»»

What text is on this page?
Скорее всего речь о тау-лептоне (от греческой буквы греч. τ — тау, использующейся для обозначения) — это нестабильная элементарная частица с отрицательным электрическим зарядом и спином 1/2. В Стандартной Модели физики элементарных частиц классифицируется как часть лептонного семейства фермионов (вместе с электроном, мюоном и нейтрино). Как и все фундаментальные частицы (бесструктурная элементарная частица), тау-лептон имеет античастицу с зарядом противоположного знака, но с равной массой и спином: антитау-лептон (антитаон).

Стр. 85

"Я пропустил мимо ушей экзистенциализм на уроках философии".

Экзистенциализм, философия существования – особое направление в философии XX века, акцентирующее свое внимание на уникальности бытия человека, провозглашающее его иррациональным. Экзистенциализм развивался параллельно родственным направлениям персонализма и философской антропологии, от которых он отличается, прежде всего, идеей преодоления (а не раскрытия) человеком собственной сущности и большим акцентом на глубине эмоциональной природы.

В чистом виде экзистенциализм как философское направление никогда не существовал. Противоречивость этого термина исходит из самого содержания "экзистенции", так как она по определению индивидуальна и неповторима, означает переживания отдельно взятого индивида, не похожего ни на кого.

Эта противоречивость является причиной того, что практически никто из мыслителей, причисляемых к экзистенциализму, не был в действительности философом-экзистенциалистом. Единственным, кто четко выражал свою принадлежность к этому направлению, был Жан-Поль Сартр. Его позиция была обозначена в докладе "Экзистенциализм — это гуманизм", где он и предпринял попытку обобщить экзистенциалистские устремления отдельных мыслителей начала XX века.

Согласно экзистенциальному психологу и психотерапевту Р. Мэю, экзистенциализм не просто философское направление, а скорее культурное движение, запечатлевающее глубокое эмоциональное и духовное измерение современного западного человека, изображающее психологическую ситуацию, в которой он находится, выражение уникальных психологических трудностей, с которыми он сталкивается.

««
»»

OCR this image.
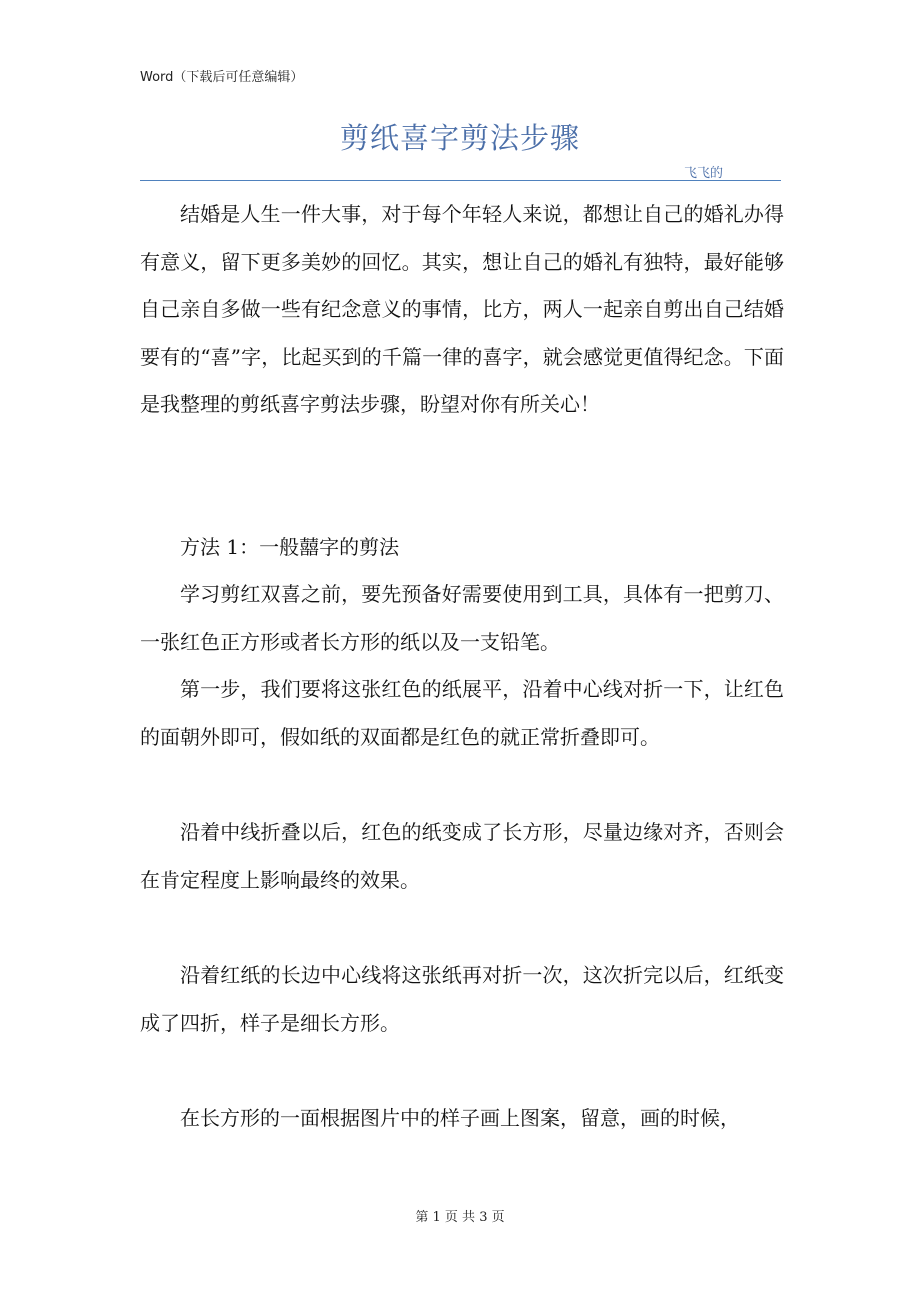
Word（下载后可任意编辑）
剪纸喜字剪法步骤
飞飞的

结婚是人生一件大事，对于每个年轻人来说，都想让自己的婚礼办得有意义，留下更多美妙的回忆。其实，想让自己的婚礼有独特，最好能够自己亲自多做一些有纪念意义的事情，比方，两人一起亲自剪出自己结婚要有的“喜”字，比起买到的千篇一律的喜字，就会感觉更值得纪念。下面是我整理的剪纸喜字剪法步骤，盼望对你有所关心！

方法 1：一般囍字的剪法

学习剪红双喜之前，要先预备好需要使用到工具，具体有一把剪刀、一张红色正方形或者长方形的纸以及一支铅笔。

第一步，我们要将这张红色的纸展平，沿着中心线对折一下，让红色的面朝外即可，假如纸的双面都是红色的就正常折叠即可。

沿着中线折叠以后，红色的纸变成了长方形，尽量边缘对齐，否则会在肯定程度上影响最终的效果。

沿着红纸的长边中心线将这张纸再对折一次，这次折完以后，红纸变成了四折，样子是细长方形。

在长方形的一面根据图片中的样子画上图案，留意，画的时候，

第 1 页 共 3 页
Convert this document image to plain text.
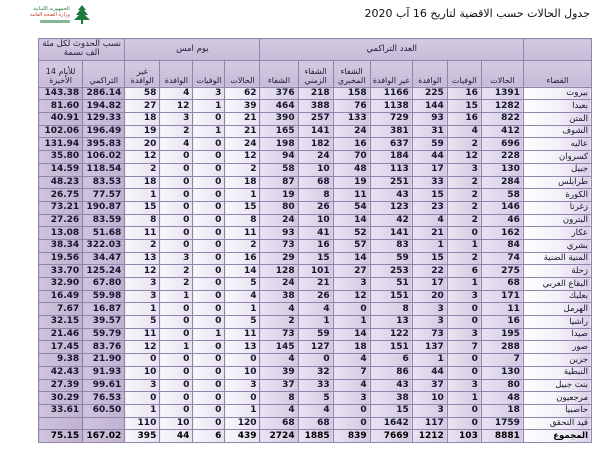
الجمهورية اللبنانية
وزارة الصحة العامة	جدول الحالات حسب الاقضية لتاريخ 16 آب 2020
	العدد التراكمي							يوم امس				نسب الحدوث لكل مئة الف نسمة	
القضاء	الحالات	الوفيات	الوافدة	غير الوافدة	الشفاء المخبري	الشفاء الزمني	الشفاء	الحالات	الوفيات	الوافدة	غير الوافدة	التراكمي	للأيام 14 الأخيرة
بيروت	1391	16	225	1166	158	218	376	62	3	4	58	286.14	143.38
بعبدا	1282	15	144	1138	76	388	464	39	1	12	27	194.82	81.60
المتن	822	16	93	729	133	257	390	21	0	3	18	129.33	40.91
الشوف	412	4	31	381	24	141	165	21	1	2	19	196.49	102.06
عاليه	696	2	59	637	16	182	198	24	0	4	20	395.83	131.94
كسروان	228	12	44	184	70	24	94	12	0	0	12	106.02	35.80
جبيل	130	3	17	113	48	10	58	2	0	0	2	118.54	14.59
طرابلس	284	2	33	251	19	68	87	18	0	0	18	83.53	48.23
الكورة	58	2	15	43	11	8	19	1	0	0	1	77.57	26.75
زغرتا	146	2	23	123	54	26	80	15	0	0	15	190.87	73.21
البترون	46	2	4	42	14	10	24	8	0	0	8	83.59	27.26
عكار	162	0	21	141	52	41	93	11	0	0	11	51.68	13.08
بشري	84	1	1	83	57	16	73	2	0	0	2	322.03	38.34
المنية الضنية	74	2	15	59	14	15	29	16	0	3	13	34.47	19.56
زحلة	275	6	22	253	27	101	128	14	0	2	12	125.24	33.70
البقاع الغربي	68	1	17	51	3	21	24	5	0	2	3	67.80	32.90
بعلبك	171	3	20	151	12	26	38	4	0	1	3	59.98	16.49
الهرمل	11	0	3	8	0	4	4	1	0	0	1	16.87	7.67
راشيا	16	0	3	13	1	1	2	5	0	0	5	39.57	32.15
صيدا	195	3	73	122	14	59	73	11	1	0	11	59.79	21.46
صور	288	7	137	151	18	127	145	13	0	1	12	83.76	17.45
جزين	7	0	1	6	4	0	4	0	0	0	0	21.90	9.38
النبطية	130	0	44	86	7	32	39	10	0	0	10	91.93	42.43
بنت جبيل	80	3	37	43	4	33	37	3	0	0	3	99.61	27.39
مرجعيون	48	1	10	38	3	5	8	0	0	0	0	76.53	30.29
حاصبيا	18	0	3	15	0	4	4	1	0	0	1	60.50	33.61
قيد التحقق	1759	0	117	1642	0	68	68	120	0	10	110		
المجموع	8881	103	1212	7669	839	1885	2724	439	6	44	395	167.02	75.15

««
»»

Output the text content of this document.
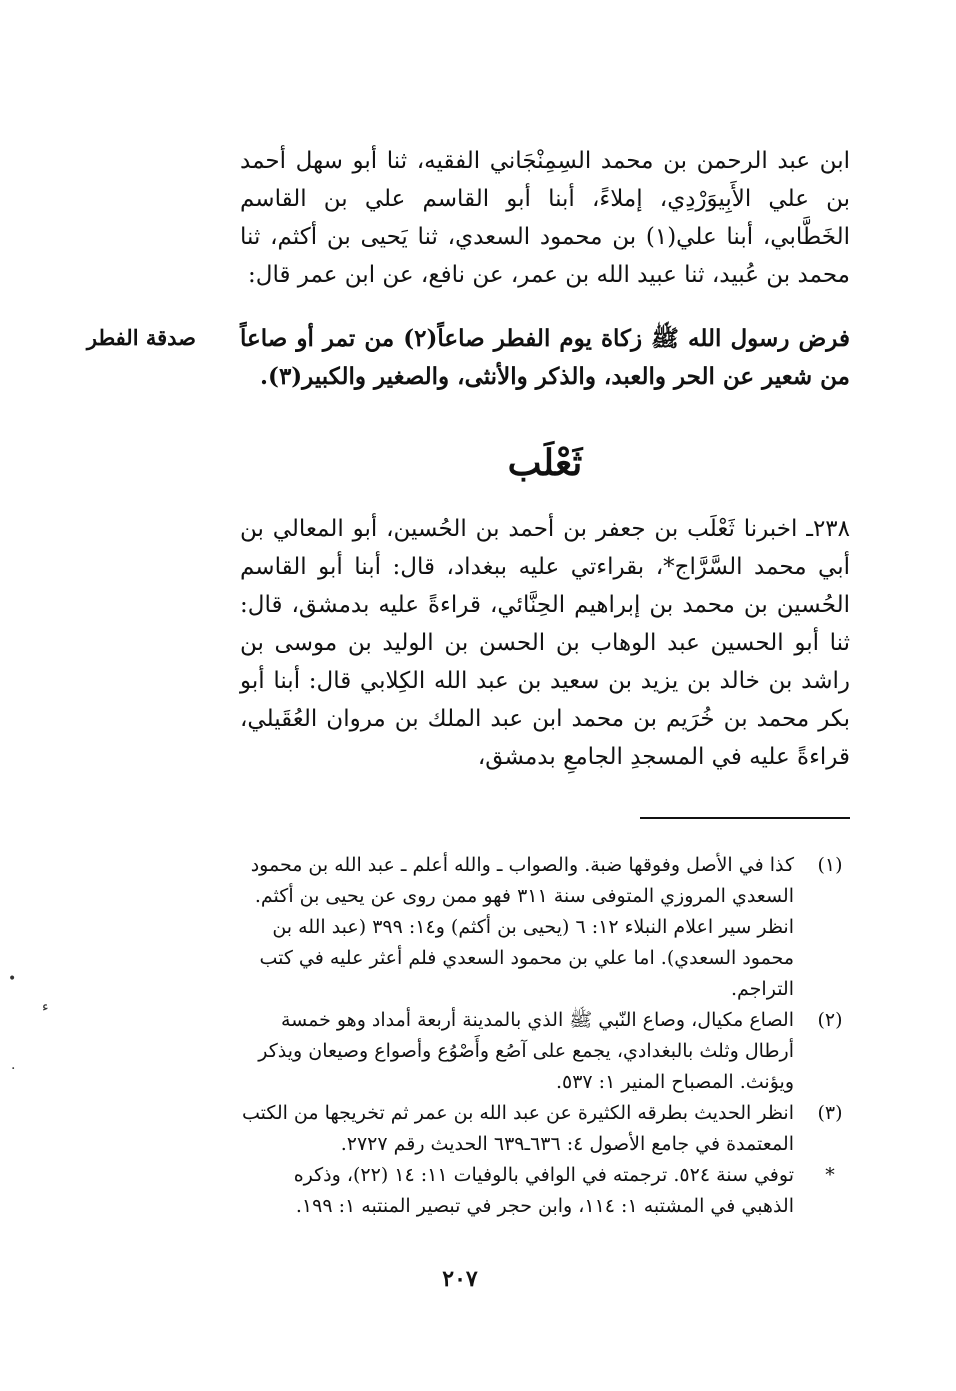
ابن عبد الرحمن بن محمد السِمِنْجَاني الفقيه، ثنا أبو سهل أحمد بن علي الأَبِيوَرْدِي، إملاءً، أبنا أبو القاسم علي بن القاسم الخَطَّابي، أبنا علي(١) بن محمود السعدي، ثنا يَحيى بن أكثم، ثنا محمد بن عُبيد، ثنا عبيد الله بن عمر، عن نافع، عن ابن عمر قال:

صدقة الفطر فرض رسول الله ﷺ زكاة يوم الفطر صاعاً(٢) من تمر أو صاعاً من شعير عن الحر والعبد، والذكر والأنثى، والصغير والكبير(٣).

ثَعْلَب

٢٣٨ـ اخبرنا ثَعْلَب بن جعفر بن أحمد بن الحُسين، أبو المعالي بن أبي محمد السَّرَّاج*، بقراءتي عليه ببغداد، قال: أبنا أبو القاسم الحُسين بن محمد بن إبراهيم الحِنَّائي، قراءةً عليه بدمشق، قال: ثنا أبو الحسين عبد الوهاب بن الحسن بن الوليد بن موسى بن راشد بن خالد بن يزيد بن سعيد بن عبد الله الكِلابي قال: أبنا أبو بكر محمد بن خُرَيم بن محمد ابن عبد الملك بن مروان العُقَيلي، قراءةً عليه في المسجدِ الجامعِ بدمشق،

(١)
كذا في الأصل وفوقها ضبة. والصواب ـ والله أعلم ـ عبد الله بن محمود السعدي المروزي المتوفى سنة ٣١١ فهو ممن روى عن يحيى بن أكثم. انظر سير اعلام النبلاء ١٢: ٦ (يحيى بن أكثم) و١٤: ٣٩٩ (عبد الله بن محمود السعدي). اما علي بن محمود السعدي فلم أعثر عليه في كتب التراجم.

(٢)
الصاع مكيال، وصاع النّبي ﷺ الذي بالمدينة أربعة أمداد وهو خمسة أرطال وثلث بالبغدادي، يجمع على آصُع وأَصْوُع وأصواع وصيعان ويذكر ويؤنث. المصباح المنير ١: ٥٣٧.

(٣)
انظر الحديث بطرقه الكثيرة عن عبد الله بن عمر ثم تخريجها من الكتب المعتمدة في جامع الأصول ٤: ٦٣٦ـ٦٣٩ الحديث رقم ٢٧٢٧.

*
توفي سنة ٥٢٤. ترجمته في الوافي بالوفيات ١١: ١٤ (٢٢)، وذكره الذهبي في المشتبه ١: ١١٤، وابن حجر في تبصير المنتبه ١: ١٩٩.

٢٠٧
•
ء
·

««

## Exercise task
Scan the records for the string "القاسم". Copy each line in which it appears.

## The solution
ابن عبد الرحمن بن محمد السِمِنْجَاني الفقيه، ثنا أبو سهل أحمد بن علي الأَبِيوَرْدِي، إملاءً، أبنا أبو القاسم علي بن القاسم الخَطَّابي، أبنا علي(١) بن محمود السعدي، ثنا يَحيى بن أكثم، ثنا محمد بن عُبيد، ثنا عبيد الله بن عمر، عن نافع، عن ابن عمر قال:
٢٣٨ـ اخبرنا ثَعْلَب بن جعفر بن أحمد بن الحُسين، أبو المعالي بن أبي محمد السَّرَّاج*، بقراءتي عليه ببغداد، قال: أبنا أبو القاسم الحُسين بن محمد بن إبراهيم الحِنَّائي، قراءةً عليه بدمشق، قال: ثنا أبو الحسين عبد الوهاب بن الحسن بن الوليد بن موسى بن راشد بن خالد بن يزيد بن سعيد بن عبد الله الكِلابي قال: أبنا أبو بكر محمد بن خُرَيم بن محمد ابن عبد الملك بن مروان العُقَيلي، قراءةً عليه في المسجدِ الجامعِ بدمشق،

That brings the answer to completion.